What is expected: Reproduce the following records line for line, with every character unchanged, and omit any pictures from your output.

(Data listing)
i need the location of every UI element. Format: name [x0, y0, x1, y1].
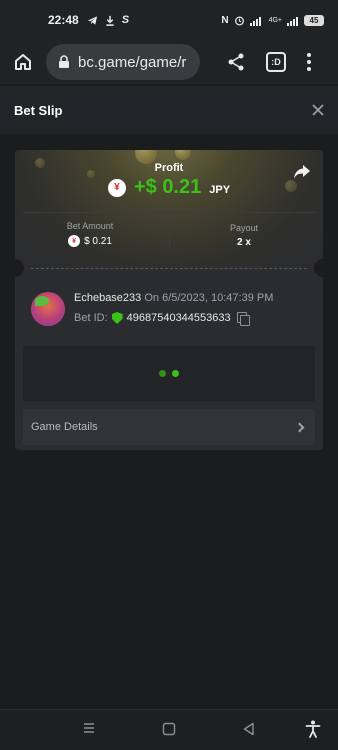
bet-slip-card: Profit ¥ +$ 0.21 JPY Bet Amount ¥ $ 0.21…: [15, 150, 323, 450]
status-bar: 22:48 S N 4G+ 45: [0, 0, 338, 40]
accessibility-icon: [305, 720, 321, 738]
home-icon: [15, 54, 31, 70]
system-navigation-bar: [0, 709, 338, 750]
payout-value: 2 x: [237, 237, 251, 248]
profit-label: Profit: [154, 162, 184, 174]
chevron-right-icon: [294, 422, 305, 432]
download-icon: [106, 15, 114, 26]
game-preview-loading: [23, 346, 315, 401]
jpy-currency-icon: ¥: [68, 235, 81, 247]
bet-amount-label: Bet Amount: [66, 221, 114, 231]
menu-dot: [307, 67, 311, 71]
more-menu-button[interactable]: [304, 53, 314, 71]
share-arrow-icon: [294, 165, 310, 179]
game-details-button[interactable]: Game Details: [23, 409, 315, 445]
address-bar[interactable]: bc.game/game/r: [46, 44, 200, 80]
profit-currency: JPY: [209, 183, 231, 196]
loading-dot: [159, 370, 166, 377]
alarm-icon: [234, 16, 244, 25]
ticket-notch-right: [314, 259, 323, 277]
bet-amount-value-row: ¥ $ 0.21: [15, 235, 165, 247]
signal-icon: [249, 16, 261, 26]
home-nav-button[interactable]: [162, 722, 176, 739]
stats-divider: [23, 212, 315, 213]
bet-date: On 6/5/2023, 10:47:39 PM: [144, 292, 274, 304]
jpy-currency-icon: ¥: [107, 178, 126, 197]
bet-id-value: 49687540344553633: [126, 312, 231, 324]
bet-id-line: Bet ID: 49687540344553633: [74, 312, 250, 326]
coin-decoration: [175, 150, 191, 160]
close-icon: [312, 104, 324, 116]
tabs-button[interactable]: :D: [266, 52, 286, 72]
lock-icon: [59, 55, 69, 68]
battery-icon: 45: [304, 14, 324, 26]
ticket-dashed-divider: [31, 268, 307, 269]
nfc-icon: N: [221, 14, 229, 26]
loading-dot: [172, 370, 179, 377]
menu-dot: [307, 60, 311, 64]
avatar[interactable]: [31, 292, 65, 326]
home-button[interactable]: [8, 47, 38, 77]
bet-amount-value: $ 0.21: [84, 235, 112, 247]
menu-dot: [307, 53, 311, 57]
recents-icon: [84, 723, 94, 733]
bet-slip-title: Bet Slip: [14, 102, 63, 118]
bet-id-label: Bet ID:: [74, 312, 108, 324]
browser-toolbar: bc.game/game/r :D: [0, 40, 338, 84]
profit-row: ¥ +$ 0.21 JPY: [15, 176, 323, 199]
player-info: Echebase233 On 6/5/2023, 10:47:39 PM Bet…: [31, 292, 311, 328]
verified-shield-icon: [111, 312, 123, 324]
accessibility-button[interactable]: [305, 720, 321, 741]
share-button[interactable]: [224, 50, 248, 74]
payout-label: Payout: [229, 223, 259, 233]
profit-amount: +$ 0.21: [133, 176, 202, 198]
recents-button[interactable]: [82, 721, 96, 738]
telegram-icon: [87, 15, 97, 25]
copy-icon[interactable]: [236, 312, 250, 326]
notification-icons: S: [87, 14, 129, 26]
home-square-icon: [162, 722, 176, 736]
game-details-label: Game Details: [31, 421, 98, 433]
close-button[interactable]: [312, 101, 324, 119]
s-app-icon: S: [121, 14, 130, 26]
back-button[interactable]: [242, 722, 256, 739]
bet-slip-header: Bet Slip: [0, 86, 338, 134]
back-triangle-icon: [243, 722, 254, 736]
username[interactable]: Echebase233: [74, 292, 141, 304]
system-icons: N 4G+ 45: [221, 14, 324, 26]
share-icon: [228, 53, 244, 71]
url-text: bc.game/game/r: [78, 53, 187, 71]
status-time: 22:48: [48, 13, 79, 27]
player-name-line: Echebase233 On 6/5/2023, 10:47:39 PM: [74, 292, 273, 304]
signal-icon-2: [287, 16, 298, 26]
share-bet-button[interactable]: [293, 164, 311, 185]
network-type: 4G+: [268, 16, 282, 24]
avatar-leaf: [35, 296, 49, 306]
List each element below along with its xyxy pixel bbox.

Solved problem:
i need the location of every UI element. Format: name [x0, y0, x1, y1].
bet-slip-card: Profit ¥ +$ 0.21 JPY Bet Amount ¥ $ 0.21…: [15, 150, 323, 450]
status-bar: 22:48 S N 4G+ 45: [0, 0, 338, 40]
accessibility-icon: [305, 720, 321, 738]
home-icon: [15, 54, 31, 70]
system-navigation-bar: [0, 709, 338, 750]
payout-value: 2 x: [237, 237, 251, 248]
profit-label: Profit: [154, 162, 184, 174]
chevron-right-icon: [294, 422, 305, 432]
download-icon: [106, 15, 114, 26]
game-preview-loading: [23, 346, 315, 401]
jpy-currency-icon: ¥: [68, 235, 81, 247]
bet-amount-label: Bet Amount: [66, 221, 114, 231]
menu-dot: [307, 67, 311, 71]
more-menu-button[interactable]: [304, 53, 314, 71]
share-arrow-icon: [294, 165, 310, 179]
game-details-button[interactable]: Game Details: [23, 409, 315, 445]
address-bar[interactable]: bc.game/game/r: [46, 44, 200, 80]
profit-currency: JPY: [209, 183, 231, 196]
loading-dot: [159, 370, 166, 377]
alarm-icon: [234, 16, 244, 25]
ticket-notch-right: [314, 259, 323, 277]
bet-amount-value-row: ¥ $ 0.21: [15, 235, 165, 247]
signal-icon: [249, 16, 261, 26]
home-nav-button[interactable]: [162, 722, 176, 739]
stats-divider: [23, 212, 315, 213]
bet-date: On 6/5/2023, 10:47:39 PM: [144, 292, 274, 304]
jpy-currency-icon: ¥: [107, 178, 126, 197]
bet-id-value: 49687540344553633: [126, 312, 231, 324]
bet-id-line: Bet ID: 49687540344553633: [74, 312, 250, 326]
coin-decoration: [175, 150, 191, 160]
close-icon: [312, 104, 324, 116]
tabs-button[interactable]: :D: [266, 52, 286, 72]
lock-icon: [59, 55, 69, 68]
battery-icon: 45: [304, 14, 324, 26]
ticket-dashed-divider: [31, 268, 307, 269]
nfc-icon: N: [221, 14, 229, 26]
loading-dot: [172, 370, 179, 377]
menu-dot: [307, 60, 311, 64]
avatar[interactable]: [31, 292, 65, 326]
home-button[interactable]: [8, 47, 38, 77]
bet-amount-value: $ 0.21: [84, 235, 112, 247]
menu-dot: [307, 53, 311, 57]
recents-icon: [84, 723, 94, 733]
bet-slip-title: Bet Slip: [14, 102, 63, 118]
bet-id-label: Bet ID:: [74, 312, 108, 324]
browser-toolbar: bc.game/game/r :D: [0, 40, 338, 84]
profit-row: ¥ +$ 0.21 JPY: [15, 176, 323, 199]
player-info: Echebase233 On 6/5/2023, 10:47:39 PM Bet…: [31, 292, 311, 328]
verified-shield-icon: [111, 312, 123, 324]
accessibility-button[interactable]: [305, 720, 321, 741]
share-button[interactable]: [224, 50, 248, 74]
payout-label: Payout: [229, 223, 259, 233]
profit-amount: +$ 0.21: [133, 176, 202, 198]
recents-button[interactable]: [82, 721, 96, 738]
telegram-icon: [87, 15, 97, 25]
copy-icon[interactable]: [236, 312, 250, 326]
notification-icons: S: [87, 14, 129, 26]
home-square-icon: [162, 722, 176, 736]
game-details-label: Game Details: [31, 421, 98, 433]
close-button[interactable]: [312, 101, 324, 119]
s-app-icon: S: [121, 14, 130, 26]
back-button[interactable]: [242, 722, 256, 739]
bet-slip-header: Bet Slip: [0, 86, 338, 134]
back-triangle-icon: [243, 722, 254, 736]
username[interactable]: Echebase233: [74, 292, 141, 304]
system-icons: N 4G+ 45: [221, 14, 324, 26]
share-icon: [228, 53, 244, 71]
url-text: bc.game/game/r: [78, 53, 187, 71]
status-time: 22:48: [48, 13, 79, 27]
player-name-line: Echebase233 On 6/5/2023, 10:47:39 PM: [74, 292, 273, 304]
signal-icon-2: [287, 16, 298, 26]
share-bet-button[interactable]: [293, 164, 311, 185]
network-type: 4G+: [268, 16, 282, 24]
avatar-leaf: [35, 296, 49, 306]
List each element below along with its xyxy pixel bbox.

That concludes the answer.